Figure dataset records:
start
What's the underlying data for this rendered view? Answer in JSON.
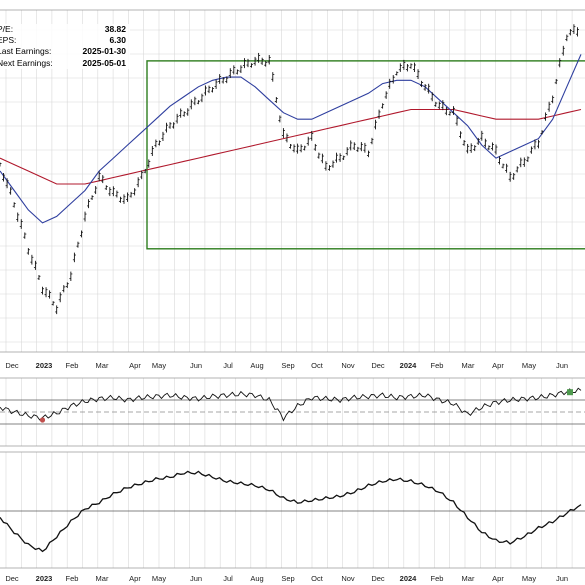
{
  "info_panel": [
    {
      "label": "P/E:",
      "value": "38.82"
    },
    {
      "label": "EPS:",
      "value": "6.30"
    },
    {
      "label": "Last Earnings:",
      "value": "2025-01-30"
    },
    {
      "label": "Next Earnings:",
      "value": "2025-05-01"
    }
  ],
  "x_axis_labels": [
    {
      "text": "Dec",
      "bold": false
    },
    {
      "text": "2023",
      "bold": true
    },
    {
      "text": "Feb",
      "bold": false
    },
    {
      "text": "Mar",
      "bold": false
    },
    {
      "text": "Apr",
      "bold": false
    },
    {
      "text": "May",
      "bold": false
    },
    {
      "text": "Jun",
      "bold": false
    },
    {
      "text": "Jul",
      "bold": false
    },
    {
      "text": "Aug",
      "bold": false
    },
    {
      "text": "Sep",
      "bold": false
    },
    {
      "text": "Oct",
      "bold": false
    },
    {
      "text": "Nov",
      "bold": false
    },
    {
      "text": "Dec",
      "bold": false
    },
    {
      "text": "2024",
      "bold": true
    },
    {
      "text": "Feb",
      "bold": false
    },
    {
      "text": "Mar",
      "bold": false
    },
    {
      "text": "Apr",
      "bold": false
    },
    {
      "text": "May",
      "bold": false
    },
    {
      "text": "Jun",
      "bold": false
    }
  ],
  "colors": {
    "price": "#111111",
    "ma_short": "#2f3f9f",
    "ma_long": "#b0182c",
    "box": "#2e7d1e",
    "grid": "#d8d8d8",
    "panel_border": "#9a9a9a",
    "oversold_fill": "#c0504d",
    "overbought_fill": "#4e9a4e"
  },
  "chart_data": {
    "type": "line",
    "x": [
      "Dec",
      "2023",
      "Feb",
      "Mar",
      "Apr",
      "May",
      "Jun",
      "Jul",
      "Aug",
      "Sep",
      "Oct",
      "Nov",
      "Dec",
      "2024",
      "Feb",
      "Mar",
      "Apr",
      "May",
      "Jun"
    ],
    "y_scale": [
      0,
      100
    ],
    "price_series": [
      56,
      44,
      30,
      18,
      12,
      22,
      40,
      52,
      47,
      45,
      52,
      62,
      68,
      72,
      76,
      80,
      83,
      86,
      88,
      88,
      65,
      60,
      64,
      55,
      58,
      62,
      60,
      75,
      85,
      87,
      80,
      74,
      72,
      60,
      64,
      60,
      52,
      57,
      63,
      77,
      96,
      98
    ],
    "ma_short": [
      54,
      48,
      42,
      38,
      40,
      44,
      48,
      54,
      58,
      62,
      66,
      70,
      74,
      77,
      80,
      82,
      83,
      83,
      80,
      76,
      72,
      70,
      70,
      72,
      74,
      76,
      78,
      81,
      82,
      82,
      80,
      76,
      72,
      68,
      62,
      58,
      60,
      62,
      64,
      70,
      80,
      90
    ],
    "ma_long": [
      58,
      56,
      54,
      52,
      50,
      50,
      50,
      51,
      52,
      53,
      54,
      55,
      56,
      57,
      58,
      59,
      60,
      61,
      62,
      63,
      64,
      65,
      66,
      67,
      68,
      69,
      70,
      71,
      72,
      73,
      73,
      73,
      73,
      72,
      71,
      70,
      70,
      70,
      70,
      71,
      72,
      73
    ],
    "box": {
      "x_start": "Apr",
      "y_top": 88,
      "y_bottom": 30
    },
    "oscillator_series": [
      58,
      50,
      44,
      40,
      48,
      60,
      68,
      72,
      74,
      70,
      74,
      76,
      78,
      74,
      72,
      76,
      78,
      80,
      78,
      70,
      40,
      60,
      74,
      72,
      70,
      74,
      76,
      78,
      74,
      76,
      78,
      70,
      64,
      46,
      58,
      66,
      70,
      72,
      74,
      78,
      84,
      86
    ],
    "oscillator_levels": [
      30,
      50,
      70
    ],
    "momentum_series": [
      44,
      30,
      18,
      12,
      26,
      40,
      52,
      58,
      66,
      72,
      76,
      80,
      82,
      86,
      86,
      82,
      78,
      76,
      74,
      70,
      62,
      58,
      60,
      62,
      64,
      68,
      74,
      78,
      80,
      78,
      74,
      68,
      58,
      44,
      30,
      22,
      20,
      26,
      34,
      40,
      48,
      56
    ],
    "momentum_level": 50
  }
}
end
start
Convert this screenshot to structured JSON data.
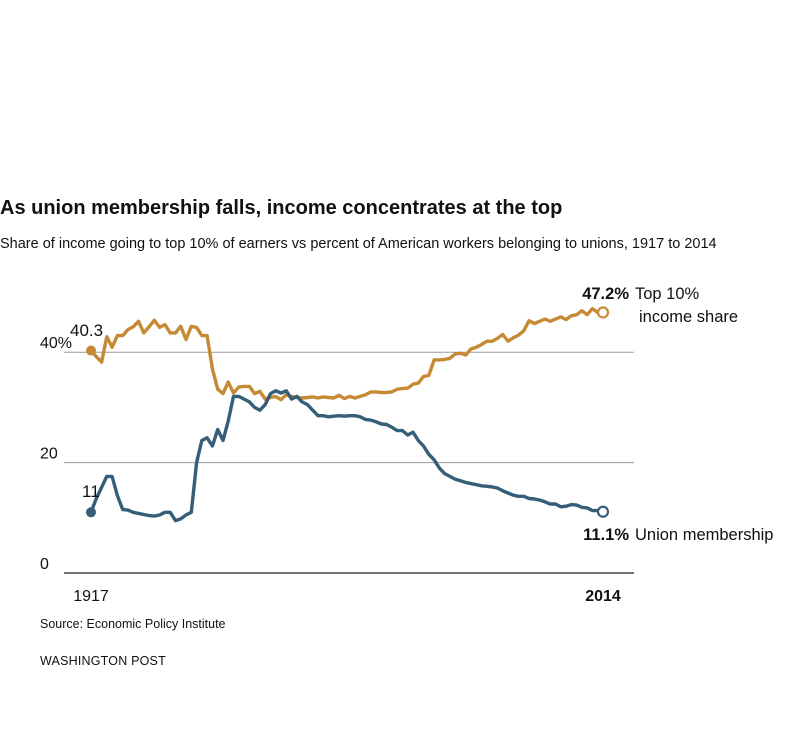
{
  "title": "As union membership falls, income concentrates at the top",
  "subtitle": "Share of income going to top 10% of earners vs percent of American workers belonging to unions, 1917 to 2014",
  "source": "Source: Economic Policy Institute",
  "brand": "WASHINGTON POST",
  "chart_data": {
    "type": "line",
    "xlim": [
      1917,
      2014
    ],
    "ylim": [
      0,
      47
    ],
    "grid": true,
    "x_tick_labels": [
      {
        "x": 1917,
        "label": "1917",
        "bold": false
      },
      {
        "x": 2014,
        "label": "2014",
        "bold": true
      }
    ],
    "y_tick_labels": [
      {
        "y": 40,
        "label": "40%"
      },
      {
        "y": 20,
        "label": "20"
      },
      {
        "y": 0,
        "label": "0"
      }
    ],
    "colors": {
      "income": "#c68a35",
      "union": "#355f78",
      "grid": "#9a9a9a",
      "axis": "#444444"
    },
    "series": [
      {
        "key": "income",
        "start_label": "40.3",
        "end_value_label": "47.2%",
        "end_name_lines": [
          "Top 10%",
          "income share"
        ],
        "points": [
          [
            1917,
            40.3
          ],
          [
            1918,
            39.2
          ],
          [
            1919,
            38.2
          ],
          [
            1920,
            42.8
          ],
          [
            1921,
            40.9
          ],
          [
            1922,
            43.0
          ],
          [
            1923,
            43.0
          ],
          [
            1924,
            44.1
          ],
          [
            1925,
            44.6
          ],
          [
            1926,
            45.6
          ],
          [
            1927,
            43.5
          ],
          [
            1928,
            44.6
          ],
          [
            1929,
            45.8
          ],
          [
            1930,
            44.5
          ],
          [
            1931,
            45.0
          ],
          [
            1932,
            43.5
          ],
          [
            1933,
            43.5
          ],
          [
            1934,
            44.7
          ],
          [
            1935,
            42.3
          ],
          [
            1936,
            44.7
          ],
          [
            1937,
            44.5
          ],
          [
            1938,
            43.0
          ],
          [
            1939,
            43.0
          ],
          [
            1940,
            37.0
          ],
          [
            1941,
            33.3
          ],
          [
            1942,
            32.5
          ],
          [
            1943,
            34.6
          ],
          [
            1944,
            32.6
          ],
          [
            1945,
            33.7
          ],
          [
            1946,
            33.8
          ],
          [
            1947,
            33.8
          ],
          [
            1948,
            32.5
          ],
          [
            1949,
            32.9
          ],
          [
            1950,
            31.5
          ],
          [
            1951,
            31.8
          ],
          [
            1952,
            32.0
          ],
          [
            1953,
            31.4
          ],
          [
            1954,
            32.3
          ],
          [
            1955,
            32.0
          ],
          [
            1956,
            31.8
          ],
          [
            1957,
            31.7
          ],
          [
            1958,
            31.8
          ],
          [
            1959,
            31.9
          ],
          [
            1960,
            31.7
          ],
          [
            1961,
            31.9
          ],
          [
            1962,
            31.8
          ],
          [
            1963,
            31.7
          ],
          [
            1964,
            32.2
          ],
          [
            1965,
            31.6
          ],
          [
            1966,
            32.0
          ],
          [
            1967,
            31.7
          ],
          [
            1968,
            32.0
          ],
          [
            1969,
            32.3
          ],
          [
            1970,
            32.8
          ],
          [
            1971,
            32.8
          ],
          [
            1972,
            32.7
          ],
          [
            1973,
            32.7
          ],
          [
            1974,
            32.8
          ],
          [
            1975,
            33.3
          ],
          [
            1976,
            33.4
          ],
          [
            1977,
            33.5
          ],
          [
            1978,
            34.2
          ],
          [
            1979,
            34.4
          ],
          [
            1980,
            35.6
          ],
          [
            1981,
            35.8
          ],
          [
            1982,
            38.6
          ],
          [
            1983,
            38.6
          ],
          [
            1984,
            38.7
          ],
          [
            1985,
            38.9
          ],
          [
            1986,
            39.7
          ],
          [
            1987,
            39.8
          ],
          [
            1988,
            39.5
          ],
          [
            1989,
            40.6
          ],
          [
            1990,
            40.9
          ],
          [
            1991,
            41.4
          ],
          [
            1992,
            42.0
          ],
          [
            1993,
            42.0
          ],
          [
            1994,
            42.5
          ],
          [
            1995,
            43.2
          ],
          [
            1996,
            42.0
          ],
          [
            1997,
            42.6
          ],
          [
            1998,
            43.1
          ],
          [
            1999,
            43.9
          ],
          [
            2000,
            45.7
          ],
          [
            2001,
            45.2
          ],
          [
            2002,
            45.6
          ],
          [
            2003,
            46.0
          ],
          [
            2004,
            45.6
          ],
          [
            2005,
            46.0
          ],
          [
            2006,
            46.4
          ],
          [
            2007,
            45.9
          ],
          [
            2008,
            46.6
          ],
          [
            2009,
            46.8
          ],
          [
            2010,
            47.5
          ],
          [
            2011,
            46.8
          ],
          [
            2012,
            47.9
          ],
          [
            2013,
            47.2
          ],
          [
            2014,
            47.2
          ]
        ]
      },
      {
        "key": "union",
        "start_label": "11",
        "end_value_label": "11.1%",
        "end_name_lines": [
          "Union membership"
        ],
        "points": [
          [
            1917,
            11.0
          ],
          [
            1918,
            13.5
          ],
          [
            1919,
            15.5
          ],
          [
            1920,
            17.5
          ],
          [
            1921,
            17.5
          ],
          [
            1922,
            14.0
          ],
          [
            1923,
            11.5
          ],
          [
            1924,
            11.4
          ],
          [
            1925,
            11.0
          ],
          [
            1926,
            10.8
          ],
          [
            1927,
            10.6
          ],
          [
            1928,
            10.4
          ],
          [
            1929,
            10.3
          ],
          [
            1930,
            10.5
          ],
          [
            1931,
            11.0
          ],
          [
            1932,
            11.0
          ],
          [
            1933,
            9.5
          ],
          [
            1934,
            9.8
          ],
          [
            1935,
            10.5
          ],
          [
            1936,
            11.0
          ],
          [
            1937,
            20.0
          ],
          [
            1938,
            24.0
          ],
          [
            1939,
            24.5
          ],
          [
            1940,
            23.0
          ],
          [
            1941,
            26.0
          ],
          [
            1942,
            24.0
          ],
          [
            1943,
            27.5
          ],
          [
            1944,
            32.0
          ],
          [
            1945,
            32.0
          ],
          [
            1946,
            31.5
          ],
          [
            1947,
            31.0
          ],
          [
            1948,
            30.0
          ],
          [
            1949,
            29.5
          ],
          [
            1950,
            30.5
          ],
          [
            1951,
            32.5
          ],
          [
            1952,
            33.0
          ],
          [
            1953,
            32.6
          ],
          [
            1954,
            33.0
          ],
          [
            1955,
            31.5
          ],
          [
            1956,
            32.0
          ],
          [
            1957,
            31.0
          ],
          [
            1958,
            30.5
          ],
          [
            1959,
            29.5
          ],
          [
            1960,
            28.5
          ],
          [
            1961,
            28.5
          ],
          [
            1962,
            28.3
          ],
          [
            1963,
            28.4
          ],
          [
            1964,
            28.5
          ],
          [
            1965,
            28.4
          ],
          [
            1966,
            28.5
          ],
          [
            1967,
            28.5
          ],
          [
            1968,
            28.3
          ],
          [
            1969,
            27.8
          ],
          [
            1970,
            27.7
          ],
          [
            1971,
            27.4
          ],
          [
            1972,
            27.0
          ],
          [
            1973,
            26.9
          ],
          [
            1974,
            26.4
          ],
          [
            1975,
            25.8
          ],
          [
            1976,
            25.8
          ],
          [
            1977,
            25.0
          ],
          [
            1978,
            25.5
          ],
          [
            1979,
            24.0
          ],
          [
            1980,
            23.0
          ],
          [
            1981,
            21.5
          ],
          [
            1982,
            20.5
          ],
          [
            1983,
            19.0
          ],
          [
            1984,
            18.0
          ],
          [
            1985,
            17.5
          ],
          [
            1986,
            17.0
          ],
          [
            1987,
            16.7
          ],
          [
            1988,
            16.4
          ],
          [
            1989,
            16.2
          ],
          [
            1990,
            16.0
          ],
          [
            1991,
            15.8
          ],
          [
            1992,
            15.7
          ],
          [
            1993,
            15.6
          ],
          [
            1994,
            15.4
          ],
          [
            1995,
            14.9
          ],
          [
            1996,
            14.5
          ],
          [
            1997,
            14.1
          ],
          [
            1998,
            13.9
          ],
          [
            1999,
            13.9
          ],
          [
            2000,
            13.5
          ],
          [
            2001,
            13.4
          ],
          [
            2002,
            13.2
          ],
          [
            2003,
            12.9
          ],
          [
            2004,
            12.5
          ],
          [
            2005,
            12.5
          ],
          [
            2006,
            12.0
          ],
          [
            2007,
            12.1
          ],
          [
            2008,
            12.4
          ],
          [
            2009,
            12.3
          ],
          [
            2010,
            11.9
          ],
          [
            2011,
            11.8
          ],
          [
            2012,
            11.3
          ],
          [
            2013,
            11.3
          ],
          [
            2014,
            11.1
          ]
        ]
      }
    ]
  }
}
end
The request =>
Extract lines where the string "income" occurs.

Correct result =>
  "title": "As union membership falls, income concentrates at the top",
  "subtitle": "Share of income going to top 10% of earners vs percent of American workers belonging to unions, 1917 to 2014",
      "income": "#c68a35",
        "key": "income",
          "income share"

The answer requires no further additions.